Figure data in JSON:
## Start
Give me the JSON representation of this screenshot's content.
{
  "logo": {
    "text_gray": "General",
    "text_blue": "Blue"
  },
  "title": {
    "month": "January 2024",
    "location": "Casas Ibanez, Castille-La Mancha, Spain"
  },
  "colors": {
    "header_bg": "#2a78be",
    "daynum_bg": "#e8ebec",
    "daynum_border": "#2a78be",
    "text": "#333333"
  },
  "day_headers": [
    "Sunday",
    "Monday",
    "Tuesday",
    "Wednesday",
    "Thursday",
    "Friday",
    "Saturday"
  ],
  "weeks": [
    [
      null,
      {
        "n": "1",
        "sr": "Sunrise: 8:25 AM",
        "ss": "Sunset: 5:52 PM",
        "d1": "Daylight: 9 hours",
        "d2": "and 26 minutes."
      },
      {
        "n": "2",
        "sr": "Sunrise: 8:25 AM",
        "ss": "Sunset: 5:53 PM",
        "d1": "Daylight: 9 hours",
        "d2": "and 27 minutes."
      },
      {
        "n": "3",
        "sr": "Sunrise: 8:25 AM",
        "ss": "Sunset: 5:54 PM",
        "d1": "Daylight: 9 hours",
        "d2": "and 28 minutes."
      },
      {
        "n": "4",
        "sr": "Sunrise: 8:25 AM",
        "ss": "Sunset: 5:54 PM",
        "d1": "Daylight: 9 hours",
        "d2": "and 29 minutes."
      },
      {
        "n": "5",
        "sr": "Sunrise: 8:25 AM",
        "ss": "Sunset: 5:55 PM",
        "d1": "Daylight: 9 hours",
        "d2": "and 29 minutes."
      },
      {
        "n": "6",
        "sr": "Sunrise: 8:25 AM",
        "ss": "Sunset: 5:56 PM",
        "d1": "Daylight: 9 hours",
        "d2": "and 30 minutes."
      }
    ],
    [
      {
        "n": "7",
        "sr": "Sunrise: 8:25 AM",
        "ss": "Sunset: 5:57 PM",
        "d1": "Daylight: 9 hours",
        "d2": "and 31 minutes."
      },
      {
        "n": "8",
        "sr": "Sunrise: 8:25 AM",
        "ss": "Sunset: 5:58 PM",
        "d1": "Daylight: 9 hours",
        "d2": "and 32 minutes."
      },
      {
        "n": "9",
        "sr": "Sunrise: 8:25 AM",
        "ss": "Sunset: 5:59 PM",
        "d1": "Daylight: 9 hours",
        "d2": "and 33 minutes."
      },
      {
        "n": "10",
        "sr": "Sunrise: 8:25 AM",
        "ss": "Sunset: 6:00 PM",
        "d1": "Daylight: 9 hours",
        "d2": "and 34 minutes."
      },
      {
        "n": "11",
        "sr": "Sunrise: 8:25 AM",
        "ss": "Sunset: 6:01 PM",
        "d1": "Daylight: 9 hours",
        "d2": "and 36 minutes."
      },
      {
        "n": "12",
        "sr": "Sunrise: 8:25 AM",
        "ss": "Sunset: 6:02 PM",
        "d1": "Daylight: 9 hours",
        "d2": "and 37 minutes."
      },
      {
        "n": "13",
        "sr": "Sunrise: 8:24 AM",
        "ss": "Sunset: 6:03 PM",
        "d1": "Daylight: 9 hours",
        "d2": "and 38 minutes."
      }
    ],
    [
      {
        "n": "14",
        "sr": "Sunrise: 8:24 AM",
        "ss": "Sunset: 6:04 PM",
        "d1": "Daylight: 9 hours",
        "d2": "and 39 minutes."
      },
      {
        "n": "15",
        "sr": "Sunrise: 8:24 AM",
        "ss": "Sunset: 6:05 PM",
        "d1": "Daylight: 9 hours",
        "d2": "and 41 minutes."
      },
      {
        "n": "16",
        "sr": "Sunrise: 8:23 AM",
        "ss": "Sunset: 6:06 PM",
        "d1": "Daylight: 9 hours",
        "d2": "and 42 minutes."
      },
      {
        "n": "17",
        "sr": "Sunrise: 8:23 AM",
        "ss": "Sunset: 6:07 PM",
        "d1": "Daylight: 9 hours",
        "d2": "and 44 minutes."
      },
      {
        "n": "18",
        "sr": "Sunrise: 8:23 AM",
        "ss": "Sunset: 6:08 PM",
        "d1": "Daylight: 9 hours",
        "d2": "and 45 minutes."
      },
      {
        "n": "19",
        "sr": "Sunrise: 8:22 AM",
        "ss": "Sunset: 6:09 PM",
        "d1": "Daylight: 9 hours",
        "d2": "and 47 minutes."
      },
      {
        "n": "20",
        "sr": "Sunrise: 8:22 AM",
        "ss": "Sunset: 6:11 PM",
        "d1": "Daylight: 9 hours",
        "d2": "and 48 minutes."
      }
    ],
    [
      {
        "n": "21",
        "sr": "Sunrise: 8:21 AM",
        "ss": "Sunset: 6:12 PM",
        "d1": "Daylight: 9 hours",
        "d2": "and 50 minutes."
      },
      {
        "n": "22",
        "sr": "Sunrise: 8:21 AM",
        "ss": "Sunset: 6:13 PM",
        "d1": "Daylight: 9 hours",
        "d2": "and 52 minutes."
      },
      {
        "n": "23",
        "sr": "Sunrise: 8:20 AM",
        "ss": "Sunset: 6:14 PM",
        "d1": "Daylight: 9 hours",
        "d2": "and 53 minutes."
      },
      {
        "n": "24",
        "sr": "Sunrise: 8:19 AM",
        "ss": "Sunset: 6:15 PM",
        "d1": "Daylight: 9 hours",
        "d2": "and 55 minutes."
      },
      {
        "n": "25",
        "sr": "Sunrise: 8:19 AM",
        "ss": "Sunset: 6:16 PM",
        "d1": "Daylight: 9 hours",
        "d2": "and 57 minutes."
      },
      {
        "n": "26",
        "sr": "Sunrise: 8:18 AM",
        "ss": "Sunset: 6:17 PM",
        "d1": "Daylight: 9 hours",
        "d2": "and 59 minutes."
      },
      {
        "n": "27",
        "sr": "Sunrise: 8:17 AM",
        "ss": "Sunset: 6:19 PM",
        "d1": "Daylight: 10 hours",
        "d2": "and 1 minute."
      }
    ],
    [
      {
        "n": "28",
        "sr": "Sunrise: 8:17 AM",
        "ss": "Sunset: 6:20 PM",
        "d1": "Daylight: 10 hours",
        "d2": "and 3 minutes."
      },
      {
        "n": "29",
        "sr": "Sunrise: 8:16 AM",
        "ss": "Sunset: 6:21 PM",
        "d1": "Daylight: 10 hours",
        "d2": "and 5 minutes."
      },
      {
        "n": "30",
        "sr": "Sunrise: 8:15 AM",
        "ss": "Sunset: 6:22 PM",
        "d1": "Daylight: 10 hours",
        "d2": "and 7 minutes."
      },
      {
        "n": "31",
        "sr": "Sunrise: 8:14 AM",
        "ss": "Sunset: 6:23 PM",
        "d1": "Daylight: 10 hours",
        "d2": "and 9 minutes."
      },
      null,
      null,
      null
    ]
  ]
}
## End
→ **Description of the task**:
Quote the material exactly, leaving nothing out.

→ **Solution to this problem**:
Give me the JSON representation of this screenshot's content.
{
  "logo": {
    "text_gray": "General",
    "text_blue": "Blue"
  },
  "title": {
    "month": "January 2024",
    "location": "Casas Ibanez, Castille-La Mancha, Spain"
  },
  "colors": {
    "header_bg": "#2a78be",
    "daynum_bg": "#e8ebec",
    "daynum_border": "#2a78be",
    "text": "#333333"
  },
  "day_headers": [
    "Sunday",
    "Monday",
    "Tuesday",
    "Wednesday",
    "Thursday",
    "Friday",
    "Saturday"
  ],
  "weeks": [
    [
      null,
      {
        "n": "1",
        "sr": "Sunrise: 8:25 AM",
        "ss": "Sunset: 5:52 PM",
        "d1": "Daylight: 9 hours",
        "d2": "and 26 minutes."
      },
      {
        "n": "2",
        "sr": "Sunrise: 8:25 AM",
        "ss": "Sunset: 5:53 PM",
        "d1": "Daylight: 9 hours",
        "d2": "and 27 minutes."
      },
      {
        "n": "3",
        "sr": "Sunrise: 8:25 AM",
        "ss": "Sunset: 5:54 PM",
        "d1": "Daylight: 9 hours",
        "d2": "and 28 minutes."
      },
      {
        "n": "4",
        "sr": "Sunrise: 8:25 AM",
        "ss": "Sunset: 5:54 PM",
        "d1": "Daylight: 9 hours",
        "d2": "and 29 minutes."
      },
      {
        "n": "5",
        "sr": "Sunrise: 8:25 AM",
        "ss": "Sunset: 5:55 PM",
        "d1": "Daylight: 9 hours",
        "d2": "and 29 minutes."
      },
      {
        "n": "6",
        "sr": "Sunrise: 8:25 AM",
        "ss": "Sunset: 5:56 PM",
        "d1": "Daylight: 9 hours",
        "d2": "and 30 minutes."
      }
    ],
    [
      {
        "n": "7",
        "sr": "Sunrise: 8:25 AM",
        "ss": "Sunset: 5:57 PM",
        "d1": "Daylight: 9 hours",
        "d2": "and 31 minutes."
      },
      {
        "n": "8",
        "sr": "Sunrise: 8:25 AM",
        "ss": "Sunset: 5:58 PM",
        "d1": "Daylight: 9 hours",
        "d2": "and 32 minutes."
      },
      {
        "n": "9",
        "sr": "Sunrise: 8:25 AM",
        "ss": "Sunset: 5:59 PM",
        "d1": "Daylight: 9 hours",
        "d2": "and 33 minutes."
      },
      {
        "n": "10",
        "sr": "Sunrise: 8:25 AM",
        "ss": "Sunset: 6:00 PM",
        "d1": "Daylight: 9 hours",
        "d2": "and 34 minutes."
      },
      {
        "n": "11",
        "sr": "Sunrise: 8:25 AM",
        "ss": "Sunset: 6:01 PM",
        "d1": "Daylight: 9 hours",
        "d2": "and 36 minutes."
      },
      {
        "n": "12",
        "sr": "Sunrise: 8:25 AM",
        "ss": "Sunset: 6:02 PM",
        "d1": "Daylight: 9 hours",
        "d2": "and 37 minutes."
      },
      {
        "n": "13",
        "sr": "Sunrise: 8:24 AM",
        "ss": "Sunset: 6:03 PM",
        "d1": "Daylight: 9 hours",
        "d2": "and 38 minutes."
      }
    ],
    [
      {
        "n": "14",
        "sr": "Sunrise: 8:24 AM",
        "ss": "Sunset: 6:04 PM",
        "d1": "Daylight: 9 hours",
        "d2": "and 39 minutes."
      },
      {
        "n": "15",
        "sr": "Sunrise: 8:24 AM",
        "ss": "Sunset: 6:05 PM",
        "d1": "Daylight: 9 hours",
        "d2": "and 41 minutes."
      },
      {
        "n": "16",
        "sr": "Sunrise: 8:23 AM",
        "ss": "Sunset: 6:06 PM",
        "d1": "Daylight: 9 hours",
        "d2": "and 42 minutes."
      },
      {
        "n": "17",
        "sr": "Sunrise: 8:23 AM",
        "ss": "Sunset: 6:07 PM",
        "d1": "Daylight: 9 hours",
        "d2": "and 44 minutes."
      },
      {
        "n": "18",
        "sr": "Sunrise: 8:23 AM",
        "ss": "Sunset: 6:08 PM",
        "d1": "Daylight: 9 hours",
        "d2": "and 45 minutes."
      },
      {
        "n": "19",
        "sr": "Sunrise: 8:22 AM",
        "ss": "Sunset: 6:09 PM",
        "d1": "Daylight: 9 hours",
        "d2": "and 47 minutes."
      },
      {
        "n": "20",
        "sr": "Sunrise: 8:22 AM",
        "ss": "Sunset: 6:11 PM",
        "d1": "Daylight: 9 hours",
        "d2": "and 48 minutes."
      }
    ],
    [
      {
        "n": "21",
        "sr": "Sunrise: 8:21 AM",
        "ss": "Sunset: 6:12 PM",
        "d1": "Daylight: 9 hours",
        "d2": "and 50 minutes."
      },
      {
        "n": "22",
        "sr": "Sunrise: 8:21 AM",
        "ss": "Sunset: 6:13 PM",
        "d1": "Daylight: 9 hours",
        "d2": "and 52 minutes."
      },
      {
        "n": "23",
        "sr": "Sunrise: 8:20 AM",
        "ss": "Sunset: 6:14 PM",
        "d1": "Daylight: 9 hours",
        "d2": "and 53 minutes."
      },
      {
        "n": "24",
        "sr": "Sunrise: 8:19 AM",
        "ss": "Sunset: 6:15 PM",
        "d1": "Daylight: 9 hours",
        "d2": "and 55 minutes."
      },
      {
        "n": "25",
        "sr": "Sunrise: 8:19 AM",
        "ss": "Sunset: 6:16 PM",
        "d1": "Daylight: 9 hours",
        "d2": "and 57 minutes."
      },
      {
        "n": "26",
        "sr": "Sunrise: 8:18 AM",
        "ss": "Sunset: 6:17 PM",
        "d1": "Daylight: 9 hours",
        "d2": "and 59 minutes."
      },
      {
        "n": "27",
        "sr": "Sunrise: 8:17 AM",
        "ss": "Sunset: 6:19 PM",
        "d1": "Daylight: 10 hours",
        "d2": "and 1 minute."
      }
    ],
    [
      {
        "n": "28",
        "sr": "Sunrise: 8:17 AM",
        "ss": "Sunset: 6:20 PM",
        "d1": "Daylight: 10 hours",
        "d2": "and 3 minutes."
      },
      {
        "n": "29",
        "sr": "Sunrise: 8:16 AM",
        "ss": "Sunset: 6:21 PM",
        "d1": "Daylight: 10 hours",
        "d2": "and 5 minutes."
      },
      {
        "n": "30",
        "sr": "Sunrise: 8:15 AM",
        "ss": "Sunset: 6:22 PM",
        "d1": "Daylight: 10 hours",
        "d2": "and 7 minutes."
      },
      {
        "n": "31",
        "sr": "Sunrise: 8:14 AM",
        "ss": "Sunset: 6:23 PM",
        "d1": "Daylight: 10 hours",
        "d2": "and 9 minutes."
      },
      null,
      null,
      null
    ]
  ]
}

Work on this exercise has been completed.